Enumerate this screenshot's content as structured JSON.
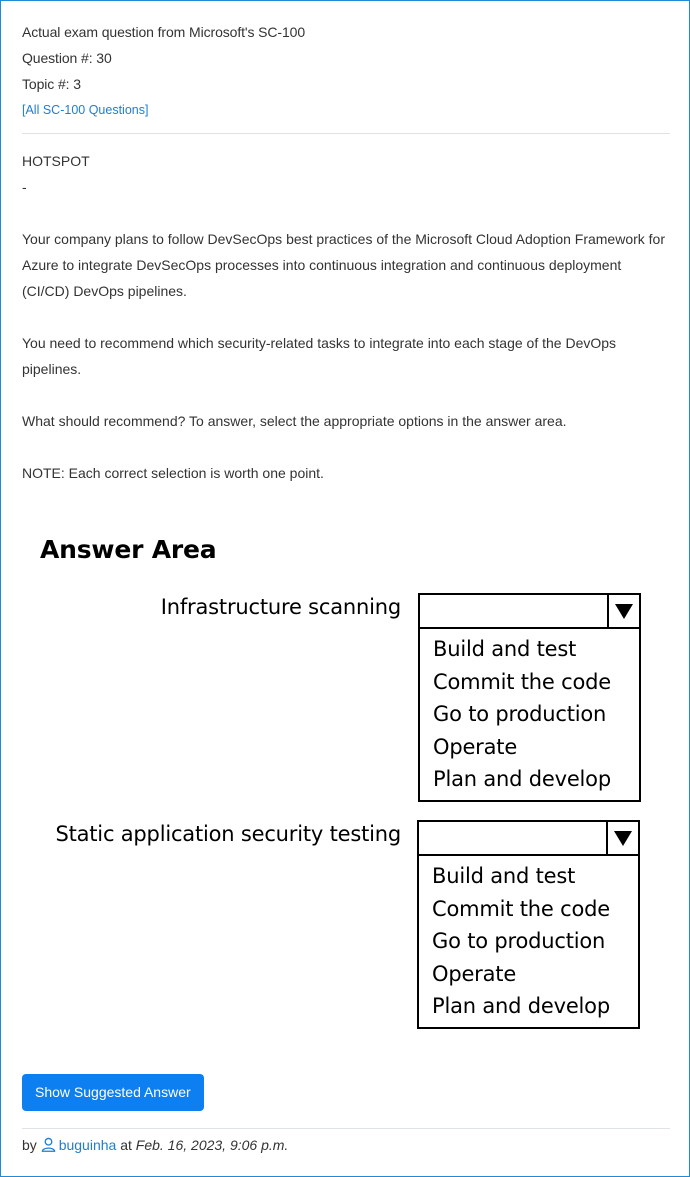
{
  "header": {
    "exam_line": "Actual exam question from Microsoft's SC-100",
    "question_num": "Question #: 30",
    "topic_num": "Topic #: 3",
    "all_questions_link": "[All SC-100 Questions]"
  },
  "question": {
    "type": "HOTSPOT",
    "dash": "-",
    "para1": "Your company plans to follow DevSecOps best practices of the Microsoft Cloud Adoption Framework for Azure to integrate DevSecOps processes into continuous integration and continuous deployment (CI/CD) DevOps pipelines.",
    "para2": "You need to recommend which security-related tasks to integrate into each stage of the DevOps pipelines.",
    "para3": "What should recommend? To answer, select the appropriate options in the answer area.",
    "para4": "NOTE: Each correct selection is worth one point."
  },
  "answer_area": {
    "title": "Answer Area",
    "rows": [
      {
        "label": "Infrastructure scanning",
        "options": [
          "Build and test",
          "Commit the code",
          "Go to production",
          "Operate",
          "Plan and develop"
        ]
      },
      {
        "label": "Static application security testing",
        "options": [
          "Build and test",
          "Commit the code",
          "Go to production",
          "Operate",
          "Plan and develop"
        ]
      }
    ]
  },
  "actions": {
    "show_answer_label": "Show Suggested Answer"
  },
  "footer": {
    "by": "by",
    "username": "buguinha",
    "at": "at",
    "date": "Feb. 16, 2023, 9:06 p.m."
  }
}
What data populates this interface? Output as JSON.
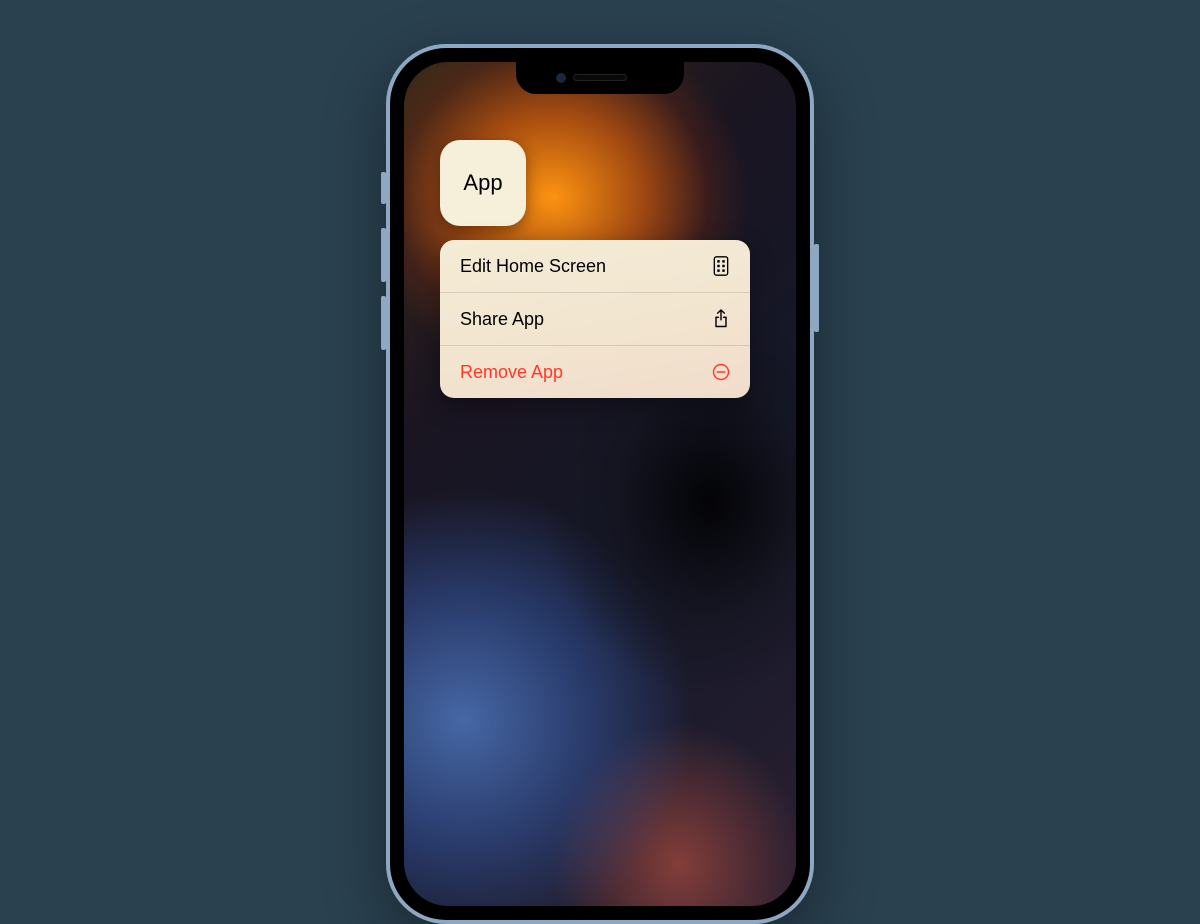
{
  "app_icon": {
    "label": "App"
  },
  "context_menu": {
    "items": [
      {
        "label": "Edit Home Screen",
        "icon": "apps-icon",
        "destructive": false
      },
      {
        "label": "Share App",
        "icon": "share-icon",
        "destructive": false
      },
      {
        "label": "Remove App",
        "icon": "minus-circle-icon",
        "destructive": true
      }
    ]
  },
  "colors": {
    "background": "#2a4150",
    "destructive": "#ff3b30",
    "menu_bg": "#f3ecd8"
  }
}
▬▬▬
- [Task]: Copy all the lines of data exactly as they appear, dropping any images.

- [Result for this exercise]:
Enumerate this screenshot's content as structured JSON.
{
  "header": {
    "exam_line": "Actual exam question from Microsoft's SC-100",
    "question_num": "Question #: 30",
    "topic_num": "Topic #: 3",
    "all_questions_link": "[All SC-100 Questions]"
  },
  "question": {
    "type": "HOTSPOT",
    "dash": "-",
    "para1": "Your company plans to follow DevSecOps best practices of the Microsoft Cloud Adoption Framework for Azure to integrate DevSecOps processes into continuous integration and continuous deployment (CI/CD) DevOps pipelines.",
    "para2": "You need to recommend which security-related tasks to integrate into each stage of the DevOps pipelines.",
    "para3": "What should recommend? To answer, select the appropriate options in the answer area.",
    "para4": "NOTE: Each correct selection is worth one point."
  },
  "answer_area": {
    "title": "Answer Area",
    "rows": [
      {
        "label": "Infrastructure scanning",
        "options": [
          "Build and test",
          "Commit the code",
          "Go to production",
          "Operate",
          "Plan and develop"
        ]
      },
      {
        "label": "Static application security testing",
        "options": [
          "Build and test",
          "Commit the code",
          "Go to production",
          "Operate",
          "Plan and develop"
        ]
      }
    ]
  },
  "actions": {
    "show_answer_label": "Show Suggested Answer"
  },
  "footer": {
    "by": "by",
    "username": "buguinha",
    "at": "at",
    "date": "Feb. 16, 2023, 9:06 p.m."
  }
}
What data populates this interface? Output as JSON.
{
  "app_icon": {
    "label": "App"
  },
  "context_menu": {
    "items": [
      {
        "label": "Edit Home Screen",
        "icon": "apps-icon",
        "destructive": false
      },
      {
        "label": "Share App",
        "icon": "share-icon",
        "destructive": false
      },
      {
        "label": "Remove App",
        "icon": "minus-circle-icon",
        "destructive": true
      }
    ]
  },
  "colors": {
    "background": "#2a4150",
    "destructive": "#ff3b30",
    "menu_bg": "#f3ecd8"
  }
}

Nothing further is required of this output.